Source material

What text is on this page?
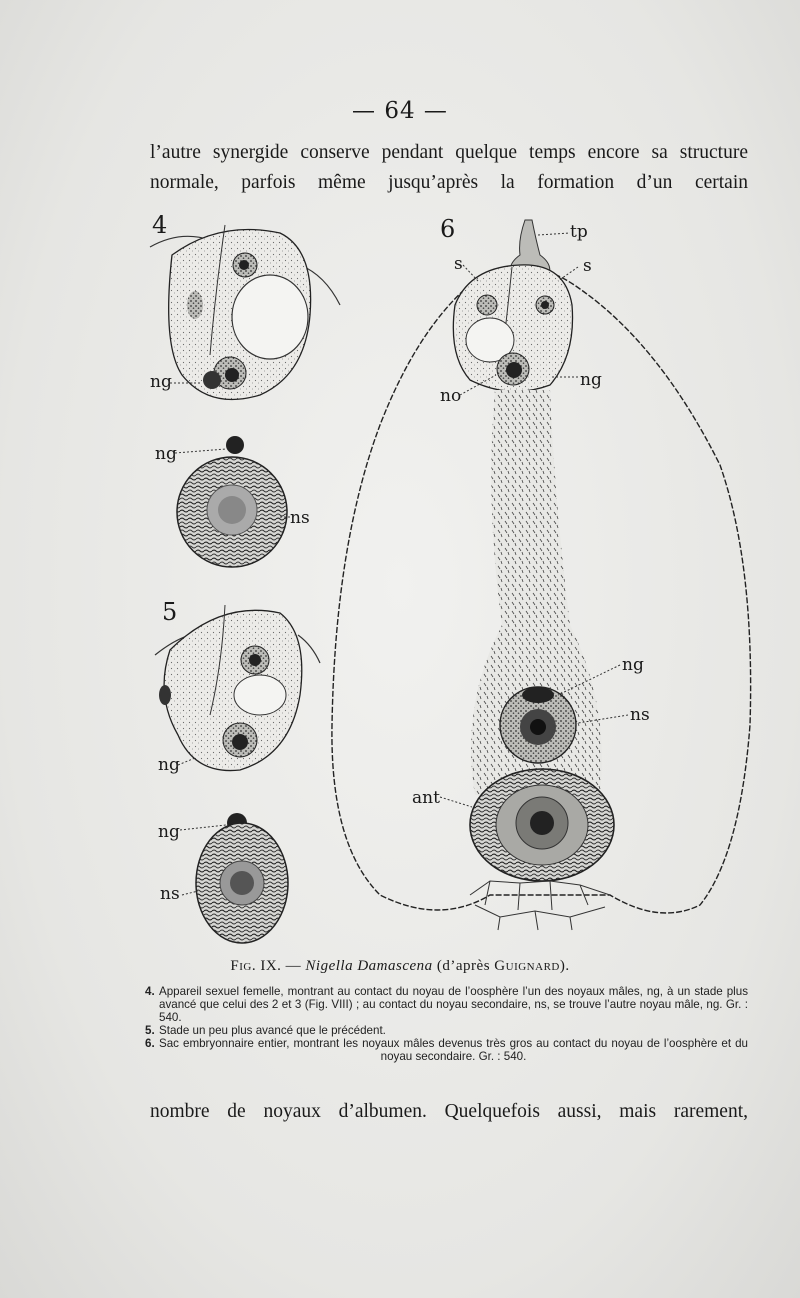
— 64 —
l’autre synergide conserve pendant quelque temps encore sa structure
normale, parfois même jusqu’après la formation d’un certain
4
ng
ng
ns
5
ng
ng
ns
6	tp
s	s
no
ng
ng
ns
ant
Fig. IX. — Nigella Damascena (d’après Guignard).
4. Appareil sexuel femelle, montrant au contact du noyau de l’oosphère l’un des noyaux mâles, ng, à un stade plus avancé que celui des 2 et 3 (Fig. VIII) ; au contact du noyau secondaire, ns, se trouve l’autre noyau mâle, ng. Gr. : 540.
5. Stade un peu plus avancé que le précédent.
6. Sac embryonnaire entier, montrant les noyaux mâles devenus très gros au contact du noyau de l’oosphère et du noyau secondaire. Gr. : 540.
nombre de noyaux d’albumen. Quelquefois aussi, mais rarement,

==

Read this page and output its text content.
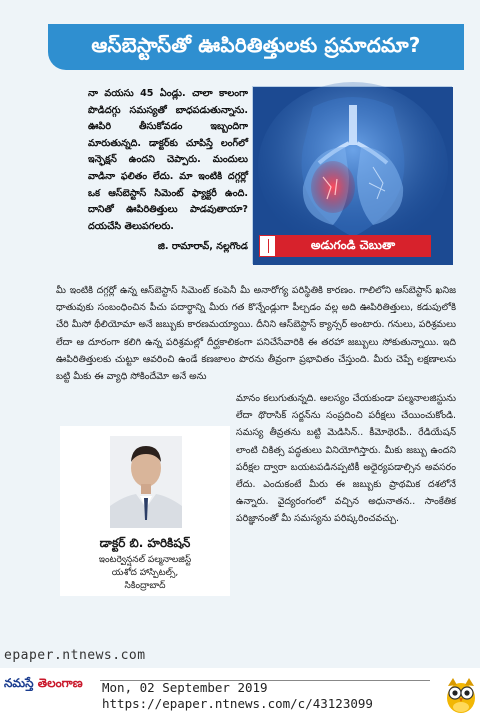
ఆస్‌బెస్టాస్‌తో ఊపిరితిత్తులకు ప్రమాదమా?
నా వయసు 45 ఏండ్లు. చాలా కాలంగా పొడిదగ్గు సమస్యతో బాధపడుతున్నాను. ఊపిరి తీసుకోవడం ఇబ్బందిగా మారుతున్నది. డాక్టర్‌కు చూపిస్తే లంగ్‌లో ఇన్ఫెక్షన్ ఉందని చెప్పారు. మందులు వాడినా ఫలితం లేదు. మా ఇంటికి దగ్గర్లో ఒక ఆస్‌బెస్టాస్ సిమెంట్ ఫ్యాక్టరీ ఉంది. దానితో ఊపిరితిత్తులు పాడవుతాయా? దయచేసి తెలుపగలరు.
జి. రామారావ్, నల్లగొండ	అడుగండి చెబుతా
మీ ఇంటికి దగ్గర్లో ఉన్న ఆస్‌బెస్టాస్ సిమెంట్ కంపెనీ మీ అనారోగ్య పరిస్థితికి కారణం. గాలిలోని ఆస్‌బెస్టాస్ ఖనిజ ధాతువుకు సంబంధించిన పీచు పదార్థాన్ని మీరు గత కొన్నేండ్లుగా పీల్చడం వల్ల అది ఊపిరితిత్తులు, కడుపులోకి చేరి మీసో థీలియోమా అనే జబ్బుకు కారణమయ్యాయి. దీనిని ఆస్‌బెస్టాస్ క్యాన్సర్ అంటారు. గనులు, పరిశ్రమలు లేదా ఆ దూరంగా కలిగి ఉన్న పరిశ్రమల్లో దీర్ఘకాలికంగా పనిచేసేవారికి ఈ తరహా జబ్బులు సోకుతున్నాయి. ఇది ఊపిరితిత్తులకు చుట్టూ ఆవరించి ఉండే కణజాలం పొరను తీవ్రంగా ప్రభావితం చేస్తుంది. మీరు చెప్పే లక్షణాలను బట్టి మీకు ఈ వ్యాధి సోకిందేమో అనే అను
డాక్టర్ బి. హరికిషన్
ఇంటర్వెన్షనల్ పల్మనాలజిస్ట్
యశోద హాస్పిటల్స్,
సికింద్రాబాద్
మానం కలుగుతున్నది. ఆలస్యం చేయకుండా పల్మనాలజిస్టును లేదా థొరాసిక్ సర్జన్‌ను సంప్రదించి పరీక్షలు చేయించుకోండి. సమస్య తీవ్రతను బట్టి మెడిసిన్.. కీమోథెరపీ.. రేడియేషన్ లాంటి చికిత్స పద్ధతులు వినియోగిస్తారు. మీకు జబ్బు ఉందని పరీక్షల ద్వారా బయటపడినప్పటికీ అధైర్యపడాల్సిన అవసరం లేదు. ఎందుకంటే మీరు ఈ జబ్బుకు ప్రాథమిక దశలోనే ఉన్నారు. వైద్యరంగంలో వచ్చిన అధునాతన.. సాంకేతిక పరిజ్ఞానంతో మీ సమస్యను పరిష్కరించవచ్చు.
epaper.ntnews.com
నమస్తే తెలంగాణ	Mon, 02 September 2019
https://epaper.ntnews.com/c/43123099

* * *

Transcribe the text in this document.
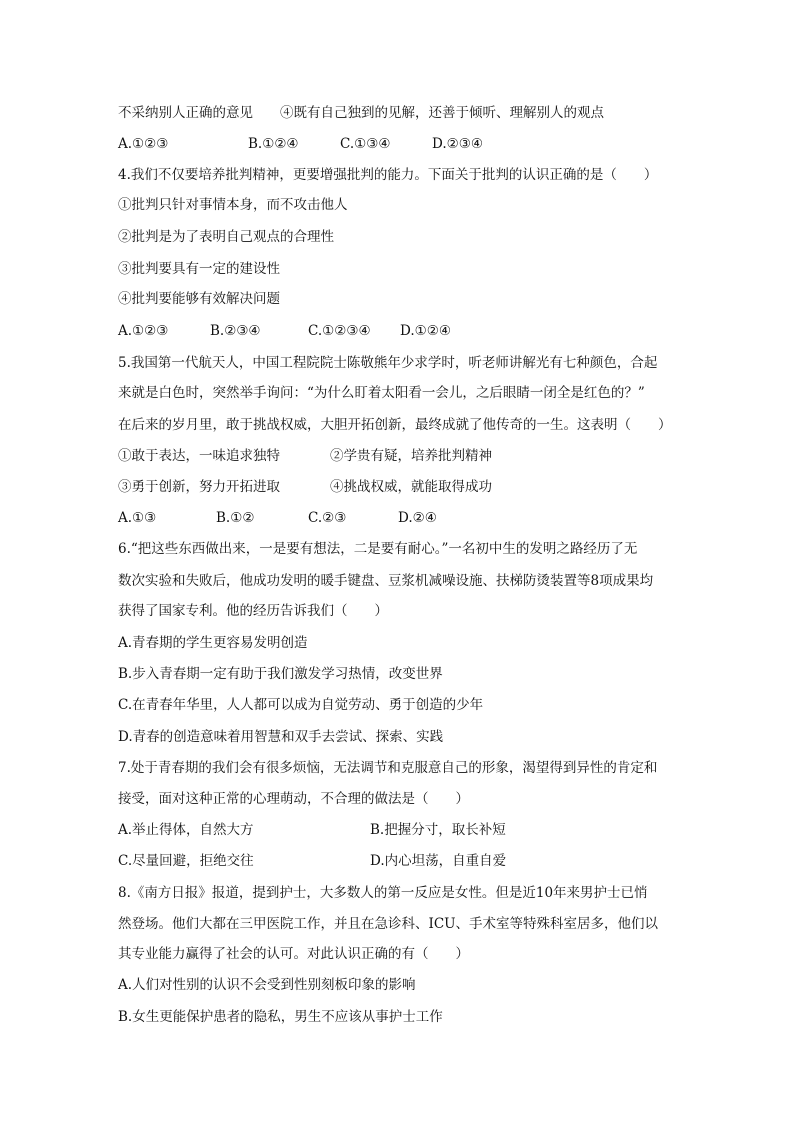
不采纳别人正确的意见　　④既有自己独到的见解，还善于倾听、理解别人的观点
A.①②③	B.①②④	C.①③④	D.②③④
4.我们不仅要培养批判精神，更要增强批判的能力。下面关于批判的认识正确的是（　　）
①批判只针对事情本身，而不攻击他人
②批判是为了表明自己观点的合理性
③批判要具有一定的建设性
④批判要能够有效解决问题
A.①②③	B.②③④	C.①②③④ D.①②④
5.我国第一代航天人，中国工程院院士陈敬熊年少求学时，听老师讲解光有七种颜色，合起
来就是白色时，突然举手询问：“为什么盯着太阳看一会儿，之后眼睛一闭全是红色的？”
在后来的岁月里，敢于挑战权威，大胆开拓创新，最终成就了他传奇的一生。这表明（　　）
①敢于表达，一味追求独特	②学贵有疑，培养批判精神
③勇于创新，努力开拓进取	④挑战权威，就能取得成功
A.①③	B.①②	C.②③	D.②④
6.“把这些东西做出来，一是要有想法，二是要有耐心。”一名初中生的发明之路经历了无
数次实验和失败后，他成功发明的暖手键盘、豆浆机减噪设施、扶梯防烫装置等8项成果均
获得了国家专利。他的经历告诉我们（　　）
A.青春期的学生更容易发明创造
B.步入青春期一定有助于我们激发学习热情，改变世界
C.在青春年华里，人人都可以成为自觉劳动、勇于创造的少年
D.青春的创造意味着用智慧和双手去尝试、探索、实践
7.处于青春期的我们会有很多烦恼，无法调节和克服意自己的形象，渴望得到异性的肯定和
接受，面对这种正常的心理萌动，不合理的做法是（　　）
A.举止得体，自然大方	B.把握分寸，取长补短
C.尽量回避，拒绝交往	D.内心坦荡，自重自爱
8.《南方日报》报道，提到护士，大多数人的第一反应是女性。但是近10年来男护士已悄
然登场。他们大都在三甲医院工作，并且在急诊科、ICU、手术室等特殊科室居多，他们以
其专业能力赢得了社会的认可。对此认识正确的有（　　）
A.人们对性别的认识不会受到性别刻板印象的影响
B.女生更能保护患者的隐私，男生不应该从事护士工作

Brief
Take every line that includes the string "secondaire" and copy it.

Task solution
4. Appareil sexuel femelle, montrant au contact du noyau de l’oosphère l’un des noyaux mâles, ng, à un stade plus avancé que celui des 2 et 3 (Fig. VIII) ; au contact du noyau secondaire, ns, se trouve l’autre noyau mâle, ng. Gr. : 540.
6. Sac embryonnaire entier, montrant les noyaux mâles devenus très gros au contact du noyau de l’oosphère et du noyau secondaire. Gr. : 540.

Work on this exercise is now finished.